Return every entry exactly.

DATA SUPPLIED
+--
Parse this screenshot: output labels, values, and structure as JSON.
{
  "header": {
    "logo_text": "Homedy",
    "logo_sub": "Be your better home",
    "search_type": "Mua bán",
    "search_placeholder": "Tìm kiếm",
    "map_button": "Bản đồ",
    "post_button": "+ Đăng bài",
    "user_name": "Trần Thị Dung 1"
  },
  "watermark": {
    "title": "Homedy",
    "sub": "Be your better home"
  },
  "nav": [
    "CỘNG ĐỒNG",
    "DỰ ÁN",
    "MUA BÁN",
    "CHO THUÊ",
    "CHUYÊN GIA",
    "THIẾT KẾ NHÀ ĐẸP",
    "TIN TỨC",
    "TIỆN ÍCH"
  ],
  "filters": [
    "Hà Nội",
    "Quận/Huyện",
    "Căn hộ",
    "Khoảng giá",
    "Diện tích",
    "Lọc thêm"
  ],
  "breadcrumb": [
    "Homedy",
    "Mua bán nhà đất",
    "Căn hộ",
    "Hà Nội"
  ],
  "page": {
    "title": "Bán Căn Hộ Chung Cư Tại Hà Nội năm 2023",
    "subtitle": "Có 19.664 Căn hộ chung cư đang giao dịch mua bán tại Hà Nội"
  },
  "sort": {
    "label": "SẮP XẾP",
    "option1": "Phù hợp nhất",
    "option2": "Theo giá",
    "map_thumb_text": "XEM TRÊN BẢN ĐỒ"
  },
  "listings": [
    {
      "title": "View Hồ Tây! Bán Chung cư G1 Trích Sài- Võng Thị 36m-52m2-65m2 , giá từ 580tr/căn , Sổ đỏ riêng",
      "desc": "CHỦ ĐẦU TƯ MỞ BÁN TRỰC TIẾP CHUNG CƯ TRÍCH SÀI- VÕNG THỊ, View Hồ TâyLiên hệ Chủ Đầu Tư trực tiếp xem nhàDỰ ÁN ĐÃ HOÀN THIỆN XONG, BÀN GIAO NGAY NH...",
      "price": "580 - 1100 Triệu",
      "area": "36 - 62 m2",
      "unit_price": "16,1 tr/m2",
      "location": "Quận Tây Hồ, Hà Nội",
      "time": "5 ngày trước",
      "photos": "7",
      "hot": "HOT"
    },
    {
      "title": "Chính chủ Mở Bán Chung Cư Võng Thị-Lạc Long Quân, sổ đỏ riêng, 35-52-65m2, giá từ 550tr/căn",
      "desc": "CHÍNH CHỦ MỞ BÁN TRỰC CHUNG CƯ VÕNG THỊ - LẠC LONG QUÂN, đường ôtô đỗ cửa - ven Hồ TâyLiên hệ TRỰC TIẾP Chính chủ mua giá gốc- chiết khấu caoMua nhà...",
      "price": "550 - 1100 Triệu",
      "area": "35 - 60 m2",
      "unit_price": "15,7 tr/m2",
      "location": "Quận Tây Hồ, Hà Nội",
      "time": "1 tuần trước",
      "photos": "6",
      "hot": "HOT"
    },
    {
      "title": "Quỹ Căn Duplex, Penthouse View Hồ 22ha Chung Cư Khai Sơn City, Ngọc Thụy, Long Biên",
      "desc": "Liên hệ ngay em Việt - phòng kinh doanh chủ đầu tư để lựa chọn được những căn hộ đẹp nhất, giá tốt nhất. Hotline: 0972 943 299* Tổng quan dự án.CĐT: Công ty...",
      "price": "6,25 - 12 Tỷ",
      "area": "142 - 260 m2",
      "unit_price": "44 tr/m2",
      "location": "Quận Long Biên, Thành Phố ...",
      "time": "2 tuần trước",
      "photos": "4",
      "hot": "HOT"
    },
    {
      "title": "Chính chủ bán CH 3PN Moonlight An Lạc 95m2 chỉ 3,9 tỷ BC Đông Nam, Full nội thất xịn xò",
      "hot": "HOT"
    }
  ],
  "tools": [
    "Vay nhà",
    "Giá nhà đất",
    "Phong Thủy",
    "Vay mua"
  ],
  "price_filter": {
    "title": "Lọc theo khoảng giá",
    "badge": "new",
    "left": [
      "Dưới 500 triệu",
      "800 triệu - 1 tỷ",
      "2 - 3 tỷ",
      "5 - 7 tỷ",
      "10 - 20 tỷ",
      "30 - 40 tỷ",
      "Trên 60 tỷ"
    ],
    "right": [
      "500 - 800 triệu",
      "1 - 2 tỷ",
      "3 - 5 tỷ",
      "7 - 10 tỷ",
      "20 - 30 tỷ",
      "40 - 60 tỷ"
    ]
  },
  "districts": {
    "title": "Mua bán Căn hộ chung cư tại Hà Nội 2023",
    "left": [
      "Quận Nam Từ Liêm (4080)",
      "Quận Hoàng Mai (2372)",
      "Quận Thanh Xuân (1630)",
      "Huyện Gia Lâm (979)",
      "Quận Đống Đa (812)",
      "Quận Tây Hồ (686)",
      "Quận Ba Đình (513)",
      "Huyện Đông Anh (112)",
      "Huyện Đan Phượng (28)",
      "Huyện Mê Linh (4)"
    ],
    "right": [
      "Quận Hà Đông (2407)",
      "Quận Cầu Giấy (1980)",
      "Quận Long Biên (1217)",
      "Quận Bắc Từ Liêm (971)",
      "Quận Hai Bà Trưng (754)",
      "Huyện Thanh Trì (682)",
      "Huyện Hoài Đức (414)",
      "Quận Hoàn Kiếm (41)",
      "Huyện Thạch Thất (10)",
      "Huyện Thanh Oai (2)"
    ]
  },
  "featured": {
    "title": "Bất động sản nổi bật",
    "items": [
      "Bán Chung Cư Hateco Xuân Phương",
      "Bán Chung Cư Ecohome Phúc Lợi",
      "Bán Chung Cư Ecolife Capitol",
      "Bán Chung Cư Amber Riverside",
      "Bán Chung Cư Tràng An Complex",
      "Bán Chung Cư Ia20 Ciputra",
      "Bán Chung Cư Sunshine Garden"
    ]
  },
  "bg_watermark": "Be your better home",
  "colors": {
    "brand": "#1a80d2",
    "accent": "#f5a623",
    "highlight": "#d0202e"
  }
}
+--
ANSWER TO THE TASK
Parse this screenshot: output labels, values, and structure as JSON.
{
  "header": {
    "logo_text": "Homedy",
    "logo_sub": "Be your better home",
    "search_type": "Mua bán",
    "search_placeholder": "Tìm kiếm",
    "map_button": "Bản đồ",
    "post_button": "+ Đăng bài",
    "user_name": "Trần Thị Dung 1"
  },
  "watermark": {
    "title": "Homedy",
    "sub": "Be your better home"
  },
  "nav": [
    "CỘNG ĐỒNG",
    "DỰ ÁN",
    "MUA BÁN",
    "CHO THUÊ",
    "CHUYÊN GIA",
    "THIẾT KẾ NHÀ ĐẸP",
    "TIN TỨC",
    "TIỆN ÍCH"
  ],
  "filters": [
    "Hà Nội",
    "Quận/Huyện",
    "Căn hộ",
    "Khoảng giá",
    "Diện tích",
    "Lọc thêm"
  ],
  "breadcrumb": [
    "Homedy",
    "Mua bán nhà đất",
    "Căn hộ",
    "Hà Nội"
  ],
  "page": {
    "title": "Bán Căn Hộ Chung Cư Tại Hà Nội năm 2023",
    "subtitle": "Có 19.664 Căn hộ chung cư đang giao dịch mua bán tại Hà Nội"
  },
  "sort": {
    "label": "SẮP XẾP",
    "option1": "Phù hợp nhất",
    "option2": "Theo giá",
    "map_thumb_text": "XEM TRÊN BẢN ĐỒ"
  },
  "listings": [
    {
      "title": "View Hồ Tây! Bán Chung cư G1 Trích Sài- Võng Thị 36m-52m2-65m2 , giá từ 580tr/căn , Sổ đỏ riêng",
      "desc": "CHỦ ĐẦU TƯ MỞ BÁN TRỰC TIẾP CHUNG CƯ TRÍCH SÀI- VÕNG THỊ, View Hồ TâyLiên hệ Chủ Đầu Tư trực tiếp xem nhàDỰ ÁN ĐÃ HOÀN THIỆN XONG, BÀN GIAO NGAY NH...",
      "price": "580 - 1100 Triệu",
      "area": "36 - 62 m2",
      "unit_price": "16,1 tr/m2",
      "location": "Quận Tây Hồ, Hà Nội",
      "time": "5 ngày trước",
      "photos": "7",
      "hot": "HOT"
    },
    {
      "title": "Chính chủ Mở Bán Chung Cư Võng Thị-Lạc Long Quân, sổ đỏ riêng, 35-52-65m2, giá từ 550tr/căn",
      "desc": "CHÍNH CHỦ MỞ BÁN TRỰC CHUNG CƯ VÕNG THỊ - LẠC LONG QUÂN, đường ôtô đỗ cửa - ven Hồ TâyLiên hệ TRỰC TIẾP Chính chủ mua giá gốc- chiết khấu caoMua nhà...",
      "price": "550 - 1100 Triệu",
      "area": "35 - 60 m2",
      "unit_price": "15,7 tr/m2",
      "location": "Quận Tây Hồ, Hà Nội",
      "time": "1 tuần trước",
      "photos": "6",
      "hot": "HOT"
    },
    {
      "title": "Quỹ Căn Duplex, Penthouse View Hồ 22ha Chung Cư Khai Sơn City, Ngọc Thụy, Long Biên",
      "desc": "Liên hệ ngay em Việt - phòng kinh doanh chủ đầu tư để lựa chọn được những căn hộ đẹp nhất, giá tốt nhất. Hotline: 0972 943 299* Tổng quan dự án.CĐT: Công ty...",
      "price": "6,25 - 12 Tỷ",
      "area": "142 - 260 m2",
      "unit_price": "44 tr/m2",
      "location": "Quận Long Biên, Thành Phố ...",
      "time": "2 tuần trước",
      "photos": "4",
      "hot": "HOT"
    },
    {
      "title": "Chính chủ bán CH 3PN Moonlight An Lạc 95m2 chỉ 3,9 tỷ BC Đông Nam, Full nội thất xịn xò",
      "hot": "HOT"
    }
  ],
  "tools": [
    "Vay nhà",
    "Giá nhà đất",
    "Phong Thủy",
    "Vay mua"
  ],
  "price_filter": {
    "title": "Lọc theo khoảng giá",
    "badge": "new",
    "left": [
      "Dưới 500 triệu",
      "800 triệu - 1 tỷ",
      "2 - 3 tỷ",
      "5 - 7 tỷ",
      "10 - 20 tỷ",
      "30 - 40 tỷ",
      "Trên 60 tỷ"
    ],
    "right": [
      "500 - 800 triệu",
      "1 - 2 tỷ",
      "3 - 5 tỷ",
      "7 - 10 tỷ",
      "20 - 30 tỷ",
      "40 - 60 tỷ"
    ]
  },
  "districts": {
    "title": "Mua bán Căn hộ chung cư tại Hà Nội 2023",
    "left": [
      "Quận Nam Từ Liêm (4080)",
      "Quận Hoàng Mai (2372)",
      "Quận Thanh Xuân (1630)",
      "Huyện Gia Lâm (979)",
      "Quận Đống Đa (812)",
      "Quận Tây Hồ (686)",
      "Quận Ba Đình (513)",
      "Huyện Đông Anh (112)",
      "Huyện Đan Phượng (28)",
      "Huyện Mê Linh (4)"
    ],
    "right": [
      "Quận Hà Đông (2407)",
      "Quận Cầu Giấy (1980)",
      "Quận Long Biên (1217)",
      "Quận Bắc Từ Liêm (971)",
      "Quận Hai Bà Trưng (754)",
      "Huyện Thanh Trì (682)",
      "Huyện Hoài Đức (414)",
      "Quận Hoàn Kiếm (41)",
      "Huyện Thạch Thất (10)",
      "Huyện Thanh Oai (2)"
    ]
  },
  "featured": {
    "title": "Bất động sản nổi bật",
    "items": [
      "Bán Chung Cư Hateco Xuân Phương",
      "Bán Chung Cư Ecohome Phúc Lợi",
      "Bán Chung Cư Ecolife Capitol",
      "Bán Chung Cư Amber Riverside",
      "Bán Chung Cư Tràng An Complex",
      "Bán Chung Cư Ia20 Ciputra",
      "Bán Chung Cư Sunshine Garden"
    ]
  },
  "bg_watermark": "Be your better home",
  "colors": {
    "brand": "#1a80d2",
    "accent": "#f5a623",
    "highlight": "#d0202e"
  }
}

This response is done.